■ Do this: Copy every line of the listing exactly.

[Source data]
## Begin
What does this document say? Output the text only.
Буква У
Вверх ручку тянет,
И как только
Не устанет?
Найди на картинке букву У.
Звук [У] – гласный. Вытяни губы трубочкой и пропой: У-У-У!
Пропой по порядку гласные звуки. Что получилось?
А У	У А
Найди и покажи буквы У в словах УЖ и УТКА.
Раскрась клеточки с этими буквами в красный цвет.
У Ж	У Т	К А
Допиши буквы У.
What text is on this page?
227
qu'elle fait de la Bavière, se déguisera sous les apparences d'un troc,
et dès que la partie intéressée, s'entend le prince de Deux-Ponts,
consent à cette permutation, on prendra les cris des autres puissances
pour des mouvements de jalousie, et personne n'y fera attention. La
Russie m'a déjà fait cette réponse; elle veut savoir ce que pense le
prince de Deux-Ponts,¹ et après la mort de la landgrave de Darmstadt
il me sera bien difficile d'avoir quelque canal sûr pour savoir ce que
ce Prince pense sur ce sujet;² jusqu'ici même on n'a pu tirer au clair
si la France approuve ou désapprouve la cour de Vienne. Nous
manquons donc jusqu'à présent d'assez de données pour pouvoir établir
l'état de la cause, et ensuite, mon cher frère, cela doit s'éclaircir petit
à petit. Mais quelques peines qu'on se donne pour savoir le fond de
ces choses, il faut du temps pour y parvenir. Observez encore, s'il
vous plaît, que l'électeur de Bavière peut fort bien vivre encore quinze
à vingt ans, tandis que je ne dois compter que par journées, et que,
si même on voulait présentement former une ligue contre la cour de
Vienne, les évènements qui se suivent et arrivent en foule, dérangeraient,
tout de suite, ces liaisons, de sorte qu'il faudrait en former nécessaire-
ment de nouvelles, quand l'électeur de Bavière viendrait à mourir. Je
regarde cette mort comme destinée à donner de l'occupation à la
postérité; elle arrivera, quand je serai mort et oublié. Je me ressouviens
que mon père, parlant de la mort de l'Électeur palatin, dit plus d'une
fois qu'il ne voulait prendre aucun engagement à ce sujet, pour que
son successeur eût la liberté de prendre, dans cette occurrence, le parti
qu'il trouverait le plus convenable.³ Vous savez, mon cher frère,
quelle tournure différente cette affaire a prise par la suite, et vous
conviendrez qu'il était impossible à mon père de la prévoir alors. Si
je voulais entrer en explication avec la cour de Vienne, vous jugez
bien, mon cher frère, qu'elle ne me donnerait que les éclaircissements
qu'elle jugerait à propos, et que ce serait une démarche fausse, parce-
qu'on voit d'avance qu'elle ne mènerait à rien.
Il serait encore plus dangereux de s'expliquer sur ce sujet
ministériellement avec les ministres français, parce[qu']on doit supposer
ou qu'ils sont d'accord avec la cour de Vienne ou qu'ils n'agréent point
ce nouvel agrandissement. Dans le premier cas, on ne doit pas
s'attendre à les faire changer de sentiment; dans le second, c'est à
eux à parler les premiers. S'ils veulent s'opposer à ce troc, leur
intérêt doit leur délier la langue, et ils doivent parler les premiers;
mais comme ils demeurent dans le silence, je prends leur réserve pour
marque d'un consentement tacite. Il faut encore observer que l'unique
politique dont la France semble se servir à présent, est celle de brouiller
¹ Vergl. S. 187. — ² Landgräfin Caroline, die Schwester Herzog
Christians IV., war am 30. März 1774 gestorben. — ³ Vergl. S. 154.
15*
## End
■ Solution:
What does this document say? Output the text only.
Буква У
Вверх ручку тянет,
И как только
Не устанет?
Найди на картинке букву У.
Звук [У] – гласный. Вытяни губы трубочкой и пропой: У-У-У!
Пропой по порядку гласные звуки. Что получилось?
А У	У А
Найди и покажи буквы У в словах УЖ и УТКА.
Раскрась клеточки с этими буквами в красный цвет.
У Ж	У Т	К А
Допиши буквы У.
What text is on this page?
227
qu'elle fait de la Bavière, se déguisera sous les apparences d'un troc,
et dès que la partie intéressée, s'entend le prince de Deux-Ponts,
consent à cette permutation, on prendra les cris des autres puissances
pour des mouvements de jalousie, et personne n'y fera attention. La
Russie m'a déjà fait cette réponse; elle veut savoir ce que pense le
prince de Deux-Ponts,¹ et après la mort de la landgrave de Darmstadt
il me sera bien difficile d'avoir quelque canal sûr pour savoir ce que
ce Prince pense sur ce sujet;² jusqu'ici même on n'a pu tirer au clair
si la France approuve ou désapprouve la cour de Vienne. Nous
manquons donc jusqu'à présent d'assez de données pour pouvoir établir
l'état de la cause, et ensuite, mon cher frère, cela doit s'éclaircir petit
à petit. Mais quelques peines qu'on se donne pour savoir le fond de
ces choses, il faut du temps pour y parvenir. Observez encore, s'il
vous plaît, que l'électeur de Bavière peut fort bien vivre encore quinze
à vingt ans, tandis que je ne dois compter que par journées, et que,
si même on voulait présentement former une ligue contre la cour de
Vienne, les évènements qui se suivent et arrivent en foule, dérangeraient,
tout de suite, ces liaisons, de sorte qu'il faudrait en former nécessaire-
ment de nouvelles, quand l'électeur de Bavière viendrait à mourir. Je
regarde cette mort comme destinée à donner de l'occupation à la
postérité; elle arrivera, quand je serai mort et oublié. Je me ressouviens
que mon père, parlant de la mort de l'Électeur palatin, dit plus d'une
fois qu'il ne voulait prendre aucun engagement à ce sujet, pour que
son successeur eût la liberté de prendre, dans cette occurrence, le parti
qu'il trouverait le plus convenable.³ Vous savez, mon cher frère,
quelle tournure différente cette affaire a prise par la suite, et vous
conviendrez qu'il était impossible à mon père de la prévoir alors. Si
je voulais entrer en explication avec la cour de Vienne, vous jugez
bien, mon cher frère, qu'elle ne me donnerait que les éclaircissements
qu'elle jugerait à propos, et que ce serait une démarche fausse, parce-
qu'on voit d'avance qu'elle ne mènerait à rien.
Il serait encore plus dangereux de s'expliquer sur ce sujet
ministériellement avec les ministres français, parce[qu']on doit supposer
ou qu'ils sont d'accord avec la cour de Vienne ou qu'ils n'agréent point
ce nouvel agrandissement. Dans le premier cas, on ne doit pas
s'attendre à les faire changer de sentiment; dans le second, c'est à
eux à parler les premiers. S'ils veulent s'opposer à ce troc, leur
intérêt doit leur délier la langue, et ils doivent parler les premiers;
mais comme ils demeurent dans le silence, je prends leur réserve pour
marque d'un consentement tacite. Il faut encore observer que l'unique
politique dont la France semble se servir à présent, est celle de brouiller
¹ Vergl. S. 187. — ² Landgräfin Caroline, die Schwester Herzog
Christians IV., war am 30. März 1774 gestorben. — ³ Vergl. S. 154.
15*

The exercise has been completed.